(Items):
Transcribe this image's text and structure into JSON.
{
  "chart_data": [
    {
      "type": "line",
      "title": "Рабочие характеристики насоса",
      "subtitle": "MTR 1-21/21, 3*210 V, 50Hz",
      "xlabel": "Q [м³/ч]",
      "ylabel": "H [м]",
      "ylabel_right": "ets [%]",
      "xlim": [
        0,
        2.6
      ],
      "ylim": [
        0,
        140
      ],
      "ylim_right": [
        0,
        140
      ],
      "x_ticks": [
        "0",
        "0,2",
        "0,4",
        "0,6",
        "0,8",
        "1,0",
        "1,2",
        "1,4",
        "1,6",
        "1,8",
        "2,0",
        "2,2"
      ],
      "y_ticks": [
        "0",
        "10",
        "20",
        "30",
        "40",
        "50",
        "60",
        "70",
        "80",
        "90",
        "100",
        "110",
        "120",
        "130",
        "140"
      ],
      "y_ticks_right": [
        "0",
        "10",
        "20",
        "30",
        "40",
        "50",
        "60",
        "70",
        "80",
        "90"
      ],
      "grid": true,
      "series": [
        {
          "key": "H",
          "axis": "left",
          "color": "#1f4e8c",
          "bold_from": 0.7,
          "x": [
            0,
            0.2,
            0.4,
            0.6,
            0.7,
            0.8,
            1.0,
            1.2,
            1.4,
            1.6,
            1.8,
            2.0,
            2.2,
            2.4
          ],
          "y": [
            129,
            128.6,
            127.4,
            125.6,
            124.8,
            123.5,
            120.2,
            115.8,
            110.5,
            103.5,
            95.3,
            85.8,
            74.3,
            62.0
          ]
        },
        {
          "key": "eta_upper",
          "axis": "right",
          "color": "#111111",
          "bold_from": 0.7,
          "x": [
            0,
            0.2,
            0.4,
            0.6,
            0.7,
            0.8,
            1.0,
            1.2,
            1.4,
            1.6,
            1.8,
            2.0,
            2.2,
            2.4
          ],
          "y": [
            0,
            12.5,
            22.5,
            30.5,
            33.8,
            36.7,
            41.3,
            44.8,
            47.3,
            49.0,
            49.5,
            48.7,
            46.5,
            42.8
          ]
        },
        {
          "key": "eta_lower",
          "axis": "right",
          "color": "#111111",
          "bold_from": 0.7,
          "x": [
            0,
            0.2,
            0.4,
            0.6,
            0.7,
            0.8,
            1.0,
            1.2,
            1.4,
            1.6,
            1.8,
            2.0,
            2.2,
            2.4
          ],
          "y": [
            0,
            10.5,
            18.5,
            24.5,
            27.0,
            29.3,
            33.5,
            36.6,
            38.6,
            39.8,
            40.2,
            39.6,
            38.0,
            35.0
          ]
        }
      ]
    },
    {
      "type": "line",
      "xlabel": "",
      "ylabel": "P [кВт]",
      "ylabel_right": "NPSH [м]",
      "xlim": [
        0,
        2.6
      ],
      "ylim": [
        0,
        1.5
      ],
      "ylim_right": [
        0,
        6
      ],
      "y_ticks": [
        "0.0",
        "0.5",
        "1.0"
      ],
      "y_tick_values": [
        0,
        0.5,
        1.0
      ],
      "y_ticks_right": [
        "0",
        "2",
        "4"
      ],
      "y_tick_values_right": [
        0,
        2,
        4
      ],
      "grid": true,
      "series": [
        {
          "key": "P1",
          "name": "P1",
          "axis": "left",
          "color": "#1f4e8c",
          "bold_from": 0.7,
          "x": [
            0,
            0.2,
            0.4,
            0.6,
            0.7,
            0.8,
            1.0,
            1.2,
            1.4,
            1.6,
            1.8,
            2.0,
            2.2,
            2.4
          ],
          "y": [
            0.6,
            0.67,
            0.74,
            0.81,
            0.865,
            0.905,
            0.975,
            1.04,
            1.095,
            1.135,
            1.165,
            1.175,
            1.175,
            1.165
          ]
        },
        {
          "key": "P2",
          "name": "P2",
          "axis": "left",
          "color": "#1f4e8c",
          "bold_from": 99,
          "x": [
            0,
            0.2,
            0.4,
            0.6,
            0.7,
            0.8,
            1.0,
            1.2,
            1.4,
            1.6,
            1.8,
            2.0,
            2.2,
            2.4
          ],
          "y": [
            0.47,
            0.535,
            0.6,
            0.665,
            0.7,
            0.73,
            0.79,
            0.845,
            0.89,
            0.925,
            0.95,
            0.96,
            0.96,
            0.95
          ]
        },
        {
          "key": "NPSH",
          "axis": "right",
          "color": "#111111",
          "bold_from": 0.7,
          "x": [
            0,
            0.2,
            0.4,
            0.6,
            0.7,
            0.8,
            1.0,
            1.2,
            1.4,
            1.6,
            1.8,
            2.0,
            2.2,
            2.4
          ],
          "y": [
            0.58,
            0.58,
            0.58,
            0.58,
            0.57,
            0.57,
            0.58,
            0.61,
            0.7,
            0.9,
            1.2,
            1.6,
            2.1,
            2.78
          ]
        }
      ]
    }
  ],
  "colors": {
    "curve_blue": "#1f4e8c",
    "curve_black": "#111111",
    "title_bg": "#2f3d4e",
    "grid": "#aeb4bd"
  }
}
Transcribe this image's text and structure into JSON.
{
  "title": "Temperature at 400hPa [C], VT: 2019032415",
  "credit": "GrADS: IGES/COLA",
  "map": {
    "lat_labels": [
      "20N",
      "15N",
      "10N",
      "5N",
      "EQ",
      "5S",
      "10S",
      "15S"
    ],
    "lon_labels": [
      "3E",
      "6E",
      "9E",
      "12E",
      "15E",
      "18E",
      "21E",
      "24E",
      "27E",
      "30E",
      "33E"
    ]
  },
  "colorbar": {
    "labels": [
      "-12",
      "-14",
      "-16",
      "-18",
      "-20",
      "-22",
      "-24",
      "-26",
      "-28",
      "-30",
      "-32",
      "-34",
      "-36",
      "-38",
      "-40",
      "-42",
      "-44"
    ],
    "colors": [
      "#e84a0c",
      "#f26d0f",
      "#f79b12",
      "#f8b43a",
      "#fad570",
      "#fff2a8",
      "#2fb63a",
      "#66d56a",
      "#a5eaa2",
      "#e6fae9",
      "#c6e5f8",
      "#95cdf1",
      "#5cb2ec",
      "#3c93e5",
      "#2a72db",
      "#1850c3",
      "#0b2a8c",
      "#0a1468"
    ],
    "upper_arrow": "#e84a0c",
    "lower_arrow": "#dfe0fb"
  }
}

(What you are asked to do):
Reproduce the records in full, exactly as written.

(Reply to the exercise):
Transcribe this image's text and structure into JSON.
{
  "chart_data": [
    {
      "type": "line",
      "title": "Рабочие характеристики насоса",
      "subtitle": "MTR 1-21/21, 3*210 V, 50Hz",
      "xlabel": "Q [м³/ч]",
      "ylabel": "H [м]",
      "ylabel_right": "ets [%]",
      "xlim": [
        0,
        2.6
      ],
      "ylim": [
        0,
        140
      ],
      "ylim_right": [
        0,
        140
      ],
      "x_ticks": [
        "0",
        "0,2",
        "0,4",
        "0,6",
        "0,8",
        "1,0",
        "1,2",
        "1,4",
        "1,6",
        "1,8",
        "2,0",
        "2,2"
      ],
      "y_ticks": [
        "0",
        "10",
        "20",
        "30",
        "40",
        "50",
        "60",
        "70",
        "80",
        "90",
        "100",
        "110",
        "120",
        "130",
        "140"
      ],
      "y_ticks_right": [
        "0",
        "10",
        "20",
        "30",
        "40",
        "50",
        "60",
        "70",
        "80",
        "90"
      ],
      "grid": true,
      "series": [
        {
          "key": "H",
          "axis": "left",
          "color": "#1f4e8c",
          "bold_from": 0.7,
          "x": [
            0,
            0.2,
            0.4,
            0.6,
            0.7,
            0.8,
            1.0,
            1.2,
            1.4,
            1.6,
            1.8,
            2.0,
            2.2,
            2.4
          ],
          "y": [
            129,
            128.6,
            127.4,
            125.6,
            124.8,
            123.5,
            120.2,
            115.8,
            110.5,
            103.5,
            95.3,
            85.8,
            74.3,
            62.0
          ]
        },
        {
          "key": "eta_upper",
          "axis": "right",
          "color": "#111111",
          "bold_from": 0.7,
          "x": [
            0,
            0.2,
            0.4,
            0.6,
            0.7,
            0.8,
            1.0,
            1.2,
            1.4,
            1.6,
            1.8,
            2.0,
            2.2,
            2.4
          ],
          "y": [
            0,
            12.5,
            22.5,
            30.5,
            33.8,
            36.7,
            41.3,
            44.8,
            47.3,
            49.0,
            49.5,
            48.7,
            46.5,
            42.8
          ]
        },
        {
          "key": "eta_lower",
          "axis": "right",
          "color": "#111111",
          "bold_from": 0.7,
          "x": [
            0,
            0.2,
            0.4,
            0.6,
            0.7,
            0.8,
            1.0,
            1.2,
            1.4,
            1.6,
            1.8,
            2.0,
            2.2,
            2.4
          ],
          "y": [
            0,
            10.5,
            18.5,
            24.5,
            27.0,
            29.3,
            33.5,
            36.6,
            38.6,
            39.8,
            40.2,
            39.6,
            38.0,
            35.0
          ]
        }
      ]
    },
    {
      "type": "line",
      "xlabel": "",
      "ylabel": "P [кВт]",
      "ylabel_right": "NPSH [м]",
      "xlim": [
        0,
        2.6
      ],
      "ylim": [
        0,
        1.5
      ],
      "ylim_right": [
        0,
        6
      ],
      "y_ticks": [
        "0.0",
        "0.5",
        "1.0"
      ],
      "y_tick_values": [
        0,
        0.5,
        1.0
      ],
      "y_ticks_right": [
        "0",
        "2",
        "4"
      ],
      "y_tick_values_right": [
        0,
        2,
        4
      ],
      "grid": true,
      "series": [
        {
          "key": "P1",
          "name": "P1",
          "axis": "left",
          "color": "#1f4e8c",
          "bold_from": 0.7,
          "x": [
            0,
            0.2,
            0.4,
            0.6,
            0.7,
            0.8,
            1.0,
            1.2,
            1.4,
            1.6,
            1.8,
            2.0,
            2.2,
            2.4
          ],
          "y": [
            0.6,
            0.67,
            0.74,
            0.81,
            0.865,
            0.905,
            0.975,
            1.04,
            1.095,
            1.135,
            1.165,
            1.175,
            1.175,
            1.165
          ]
        },
        {
          "key": "P2",
          "name": "P2",
          "axis": "left",
          "color": "#1f4e8c",
          "bold_from": 99,
          "x": [
            0,
            0.2,
            0.4,
            0.6,
            0.7,
            0.8,
            1.0,
            1.2,
            1.4,
            1.6,
            1.8,
            2.0,
            2.2,
            2.4
          ],
          "y": [
            0.47,
            0.535,
            0.6,
            0.665,
            0.7,
            0.73,
            0.79,
            0.845,
            0.89,
            0.925,
            0.95,
            0.96,
            0.96,
            0.95
          ]
        },
        {
          "key": "NPSH",
          "axis": "right",
          "color": "#111111",
          "bold_from": 0.7,
          "x": [
            0,
            0.2,
            0.4,
            0.6,
            0.7,
            0.8,
            1.0,
            1.2,
            1.4,
            1.6,
            1.8,
            2.0,
            2.2,
            2.4
          ],
          "y": [
            0.58,
            0.58,
            0.58,
            0.58,
            0.57,
            0.57,
            0.58,
            0.61,
            0.7,
            0.9,
            1.2,
            1.6,
            2.1,
            2.78
          ]
        }
      ]
    }
  ],
  "colors": {
    "curve_blue": "#1f4e8c",
    "curve_black": "#111111",
    "title_bg": "#2f3d4e",
    "grid": "#aeb4bd"
  }
}
Transcribe this image's text and structure into JSON.
{
  "title": "Temperature at 400hPa [C], VT: 2019032415",
  "credit": "GrADS: IGES/COLA",
  "map": {
    "lat_labels": [
      "20N",
      "15N",
      "10N",
      "5N",
      "EQ",
      "5S",
      "10S",
      "15S"
    ],
    "lon_labels": [
      "3E",
      "6E",
      "9E",
      "12E",
      "15E",
      "18E",
      "21E",
      "24E",
      "27E",
      "30E",
      "33E"
    ]
  },
  "colorbar": {
    "labels": [
      "-12",
      "-14",
      "-16",
      "-18",
      "-20",
      "-22",
      "-24",
      "-26",
      "-28",
      "-30",
      "-32",
      "-34",
      "-36",
      "-38",
      "-40",
      "-42",
      "-44"
    ],
    "colors": [
      "#e84a0c",
      "#f26d0f",
      "#f79b12",
      "#f8b43a",
      "#fad570",
      "#fff2a8",
      "#2fb63a",
      "#66d56a",
      "#a5eaa2",
      "#e6fae9",
      "#c6e5f8",
      "#95cdf1",
      "#5cb2ec",
      "#3c93e5",
      "#2a72db",
      "#1850c3",
      "#0b2a8c",
      "#0a1468"
    ],
    "upper_arrow": "#e84a0c",
    "lower_arrow": "#dfe0fb"
  }
}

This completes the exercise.